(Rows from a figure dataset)
[BEGIN]

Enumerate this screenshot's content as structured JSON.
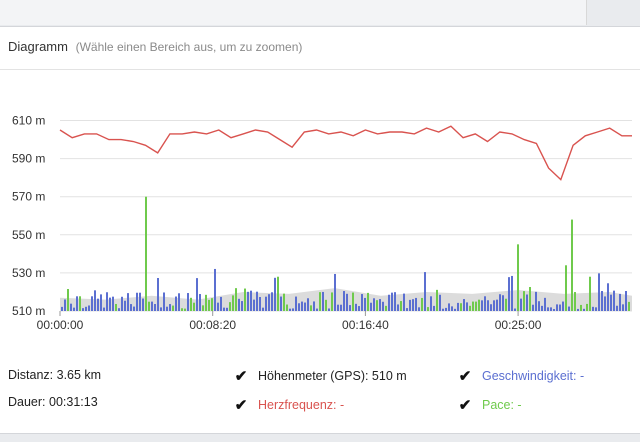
{
  "panel": {
    "title": "Diagramm",
    "hint": "(Wähle einen Bereich aus, um zu zoomen)"
  },
  "stats": {
    "distance": "Distanz: 3.65 km",
    "duration": "Dauer: 00:31:13"
  },
  "legend": {
    "elevation": {
      "label": "Höhenmeter (GPS): 510 m",
      "checked": true,
      "color": "#222222"
    },
    "speed": {
      "label": "Geschwindigkeit: -",
      "checked": true,
      "color": "#5b6fd1"
    },
    "heartrate": {
      "label": "Herzfrequenz: -",
      "checked": true,
      "color": "#d9534f"
    },
    "pace": {
      "label": "Pace: -",
      "checked": true,
      "color": "#6fca4c"
    }
  },
  "colors": {
    "heartrate_line": "#d9534f",
    "speed_bars": "#5b6fd1",
    "pace_bars": "#6fca4c",
    "elevation_area": "#dcdcdc",
    "grid": "#e2e2e2"
  },
  "chart_data": {
    "type": "line",
    "y_ticks": [
      "610 m",
      "590 m",
      "570 m",
      "550 m",
      "530 m",
      "510 m"
    ],
    "y_tick_values": [
      610,
      590,
      570,
      550,
      530,
      510
    ],
    "x_ticks": [
      "00:00:00",
      "00:08:20",
      "00:16:40",
      "00:25:00"
    ],
    "x_tick_seconds": [
      0,
      500,
      1000,
      1500
    ],
    "xlim_seconds": [
      0,
      1873
    ],
    "ylim": [
      510,
      615
    ],
    "grid": true,
    "series": [
      {
        "name": "Herzfrequenz",
        "kind": "line",
        "x_seconds": [
          0,
          40,
          80,
          120,
          160,
          200,
          240,
          280,
          320,
          360,
          400,
          440,
          480,
          520,
          560,
          600,
          640,
          680,
          720,
          760,
          800,
          840,
          880,
          920,
          960,
          1000,
          1040,
          1080,
          1120,
          1160,
          1200,
          1240,
          1280,
          1320,
          1360,
          1400,
          1440,
          1480,
          1520,
          1560,
          1600,
          1640,
          1680,
          1720,
          1760,
          1800,
          1840,
          1873
        ],
        "values": [
          605,
          601,
          603,
          603,
          600,
          600,
          599,
          597,
          593,
          603,
          603,
          604,
          603,
          605,
          601,
          603,
          605,
          604,
          600,
          596,
          604,
          605,
          603,
          604,
          602,
          605,
          603,
          604,
          604,
          603,
          606,
          604,
          607,
          601,
          603,
          599,
          604,
          603,
          600,
          598,
          585,
          579,
          597,
          602,
          604,
          606,
          602,
          602
        ]
      },
      {
        "name": "Höhenmeter (GPS)",
        "kind": "area",
        "x_seconds": [
          0,
          150,
          300,
          450,
          600,
          750,
          900,
          1050,
          1200,
          1350,
          1500,
          1650,
          1800,
          1873
        ],
        "values": [
          517,
          516,
          518,
          516,
          520,
          519,
          522,
          518,
          520,
          519,
          521,
          519,
          520,
          518
        ]
      }
    ]
  }
}
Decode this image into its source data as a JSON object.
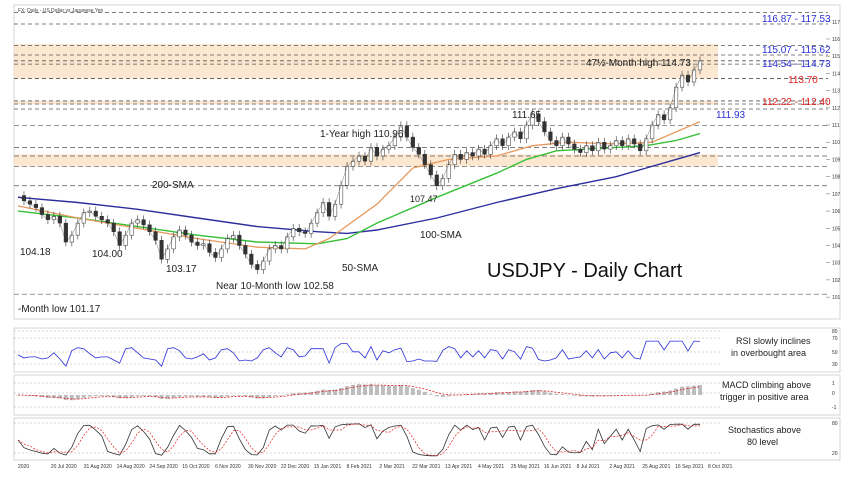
{
  "header": {
    "title": "FX: Daily - US Dollar vs Japanese Yen"
  },
  "colors": {
    "blue": "#2a2fd6",
    "red": "#e02020",
    "green": "#33cc33",
    "orange": "#f0a060",
    "zone": "#fbe3c8",
    "price": "#333333",
    "sma200": "#2b2f9e",
    "sma100": "#38c038",
    "sma50": "#e89a60"
  },
  "chart_data": {
    "type": "candlestick",
    "title": "USDJPY - Daily Chart",
    "instrument": "USDJPY",
    "timeframe": "Daily",
    "x_labels": [
      "2020",
      "20 Jul 2020",
      "31 Aug 2020",
      "14 Aug 2020",
      "24 Sep 2020",
      "15 Oct 2020",
      "6 Nov 2020",
      "30 Nov 2020",
      "22 Dec 2020",
      "15 Jan 2021",
      "8 Feb 2021",
      "2 Mar 2021",
      "22 Mar 2021",
      "13 Apr 2021",
      "4 May 2021",
      "25 May 2021",
      "16 Jun 2021",
      "8 Jul 2021",
      "2 Aug 2021",
      "25 Aug 2021",
      "16 Sep 2021",
      "8 Oct 2021"
    ],
    "y_ticks": [
      117,
      116,
      115,
      114,
      113,
      112,
      111,
      110,
      109,
      108,
      107,
      106,
      105,
      104,
      103,
      102,
      101
    ],
    "ylim": [
      100.6,
      117.8
    ],
    "close_path": [
      [
        0,
        106.9
      ],
      [
        1,
        106.6
      ],
      [
        2,
        106.4
      ],
      [
        3,
        106.2
      ],
      [
        4,
        105.8
      ],
      [
        5,
        105.5
      ],
      [
        6,
        105.7
      ],
      [
        7,
        105.3
      ],
      [
        8,
        104.2
      ],
      [
        9,
        104.6
      ],
      [
        10,
        105.3
      ],
      [
        11,
        105.9
      ],
      [
        12,
        106.0
      ],
      [
        13,
        105.7
      ],
      [
        14,
        105.5
      ],
      [
        15,
        105.3
      ],
      [
        16,
        104.8
      ],
      [
        17,
        104.0
      ],
      [
        18,
        104.6
      ],
      [
        19,
        105.3
      ],
      [
        20,
        105.5
      ],
      [
        21,
        105.2
      ],
      [
        22,
        104.8
      ],
      [
        23,
        104.3
      ],
      [
        24,
        103.2
      ],
      [
        25,
        103.8
      ],
      [
        26,
        104.5
      ],
      [
        27,
        104.9
      ],
      [
        28,
        104.6
      ],
      [
        29,
        104.2
      ],
      [
        30,
        104.0
      ],
      [
        31,
        104.1
      ],
      [
        32,
        103.6
      ],
      [
        33,
        103.3
      ],
      [
        34,
        103.8
      ],
      [
        35,
        104.4
      ],
      [
        36,
        104.6
      ],
      [
        37,
        104.0
      ],
      [
        38,
        103.5
      ],
      [
        39,
        102.9
      ],
      [
        40,
        102.6
      ],
      [
        41,
        103.1
      ],
      [
        42,
        103.8
      ],
      [
        43,
        104.0
      ],
      [
        44,
        103.8
      ],
      [
        45,
        104.5
      ],
      [
        46,
        105.0
      ],
      [
        47,
        104.8
      ],
      [
        48,
        104.7
      ],
      [
        49,
        105.3
      ],
      [
        50,
        105.9
      ],
      [
        51,
        106.5
      ],
      [
        52,
        105.7
      ],
      [
        53,
        106.4
      ],
      [
        54,
        107.5
      ],
      [
        55,
        108.6
      ],
      [
        56,
        108.9
      ],
      [
        57,
        109.2
      ],
      [
        58,
        108.9
      ],
      [
        59,
        109.7
      ],
      [
        60,
        109.2
      ],
      [
        61,
        109.6
      ],
      [
        62,
        109.8
      ],
      [
        63,
        110.3
      ],
      [
        64,
        110.96
      ],
      [
        65,
        110.3
      ],
      [
        66,
        109.7
      ],
      [
        67,
        109.3
      ],
      [
        68,
        108.7
      ],
      [
        69,
        108.1
      ],
      [
        70,
        107.47
      ],
      [
        71,
        107.9
      ],
      [
        72,
        108.7
      ],
      [
        73,
        109.3
      ],
      [
        74,
        109.0
      ],
      [
        75,
        109.4
      ],
      [
        76,
        109.2
      ],
      [
        77,
        109.6
      ],
      [
        78,
        109.3
      ],
      [
        79,
        109.8
      ],
      [
        80,
        110.2
      ],
      [
        81,
        109.8
      ],
      [
        82,
        110.3
      ],
      [
        83,
        110.6
      ],
      [
        84,
        110.2
      ],
      [
        85,
        111.0
      ],
      [
        86,
        111.65
      ],
      [
        87,
        111.2
      ],
      [
        88,
        110.6
      ],
      [
        89,
        110.1
      ],
      [
        90,
        109.8
      ],
      [
        91,
        110.3
      ],
      [
        92,
        109.9
      ],
      [
        93,
        109.6
      ],
      [
        94,
        109.4
      ],
      [
        95,
        109.8
      ],
      [
        96,
        109.5
      ],
      [
        97,
        110.0
      ],
      [
        98,
        109.6
      ],
      [
        99,
        109.8
      ],
      [
        100,
        110.1
      ],
      [
        101,
        109.8
      ],
      [
        102,
        110.2
      ],
      [
        103,
        109.9
      ],
      [
        104,
        109.5
      ],
      [
        105,
        110.2
      ],
      [
        106,
        111.0
      ],
      [
        107,
        111.6
      ],
      [
        108,
        111.3
      ],
      [
        109,
        112.0
      ],
      [
        110,
        113.2
      ],
      [
        111,
        113.9
      ],
      [
        112,
        113.5
      ],
      [
        113,
        114.2
      ],
      [
        114,
        114.73
      ]
    ],
    "sma200_path": [
      [
        0,
        106.8
      ],
      [
        10,
        106.5
      ],
      [
        20,
        106.1
      ],
      [
        30,
        105.6
      ],
      [
        40,
        105.1
      ],
      [
        50,
        104.8
      ],
      [
        55,
        104.7
      ],
      [
        60,
        104.9
      ],
      [
        70,
        105.6
      ],
      [
        80,
        106.5
      ],
      [
        90,
        107.3
      ],
      [
        100,
        108.0
      ],
      [
        105,
        108.5
      ],
      [
        110,
        109.0
      ],
      [
        114,
        109.4
      ]
    ],
    "sma100_path": [
      [
        0,
        106.0
      ],
      [
        10,
        105.6
      ],
      [
        20,
        105.1
      ],
      [
        30,
        104.6
      ],
      [
        40,
        104.2
      ],
      [
        50,
        104.1
      ],
      [
        55,
        104.4
      ],
      [
        60,
        105.3
      ],
      [
        70,
        106.8
      ],
      [
        80,
        108.2
      ],
      [
        85,
        109.0
      ],
      [
        90,
        109.5
      ],
      [
        100,
        109.7
      ],
      [
        105,
        109.8
      ],
      [
        110,
        110.1
      ],
      [
        114,
        110.5
      ]
    ],
    "sma50_path": [
      [
        0,
        106.3
      ],
      [
        10,
        105.6
      ],
      [
        20,
        105.0
      ],
      [
        30,
        104.4
      ],
      [
        40,
        103.9
      ],
      [
        48,
        103.8
      ],
      [
        52,
        104.4
      ],
      [
        60,
        106.4
      ],
      [
        66,
        108.5
      ],
      [
        72,
        109.0
      ],
      [
        80,
        109.2
      ],
      [
        86,
        109.8
      ],
      [
        92,
        110.0
      ],
      [
        100,
        109.9
      ],
      [
        106,
        110.0
      ],
      [
        110,
        110.6
      ],
      [
        114,
        111.2
      ]
    ],
    "support_resistance": [
      {
        "label": "116.87 - 117.53",
        "values": [
          116.87,
          117.53
        ],
        "color": "blue"
      },
      {
        "label": "115.07 - 115.62",
        "values": [
          115.07,
          115.62
        ],
        "color": "blue"
      },
      {
        "label": "114.54 - 114.73",
        "values": [
          114.54,
          114.73
        ],
        "color": "blue"
      },
      {
        "label": "113.70",
        "values": [
          113.7
        ],
        "color": "red"
      },
      {
        "label": "112.22 - 112.40",
        "values": [
          112.22,
          112.4
        ],
        "color": "red"
      },
      {
        "label": "111.93",
        "values": [
          111.93
        ],
        "color": "blue"
      }
    ],
    "dotted_levels": [
      110.96,
      109.7,
      109.2,
      108.6,
      107.47,
      101.17
    ],
    "zones": [
      [
        113.7,
        115.7
      ],
      [
        112.2,
        112.4
      ],
      [
        108.6,
        109.3
      ]
    ],
    "annotations": {
      "month_high": "47½-Month high 114.73",
      "year_high": "1-Year high 110.96",
      "high_11165": "111.65",
      "low_10747": "107.47",
      "sma200": "200-SMA",
      "sma100": "100-SMA",
      "sma50": "50-SMA",
      "low_10418": "104.18",
      "low_10400": "104.00",
      "low_10317": "103.17",
      "near_low": "Near 10-Month low 102.58",
      "month_low": "-Month low 101.17"
    },
    "indicators": [
      {
        "name": "RSI",
        "legend": "RSI slowly inclines in overbought area",
        "lines": [
          "RSI slowly inclines",
          "in overbought area"
        ],
        "ticks": [
          80,
          70,
          50,
          30
        ]
      },
      {
        "name": "MACD",
        "legend": "MACD climbing above trigger in positive area",
        "lines": [
          "MACD climbing above",
          "trigger in positive area"
        ],
        "ticks": [
          1,
          0,
          -1
        ]
      },
      {
        "name": "Stochastics",
        "legend": "Stochastics above 80 level",
        "lines": [
          "Stochastics above",
          "80 level"
        ],
        "ticks": [
          80,
          20
        ]
      }
    ]
  }
}
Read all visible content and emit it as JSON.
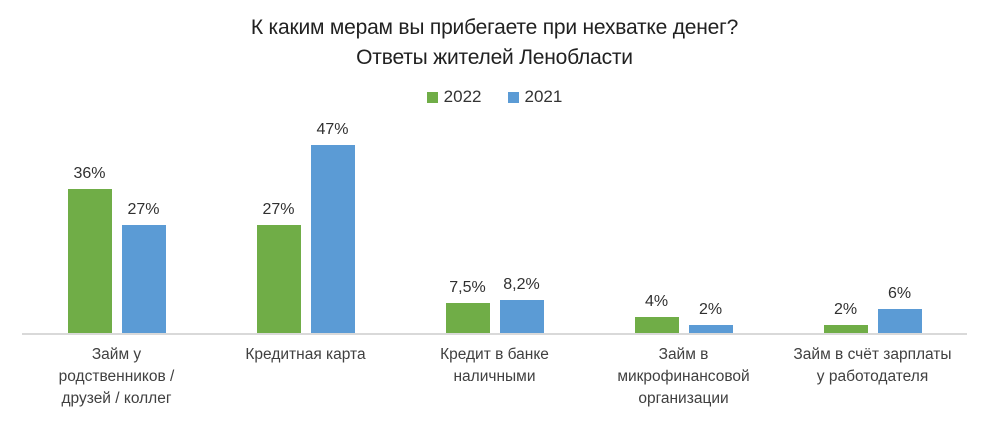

[END]

YOUR TASK: Using the listing above, show every line that includes the string "Herzfrequenz".

RIGHT ANSWER:
      "label": "Herzfrequenz: -",
        "name": "Herzfrequenz",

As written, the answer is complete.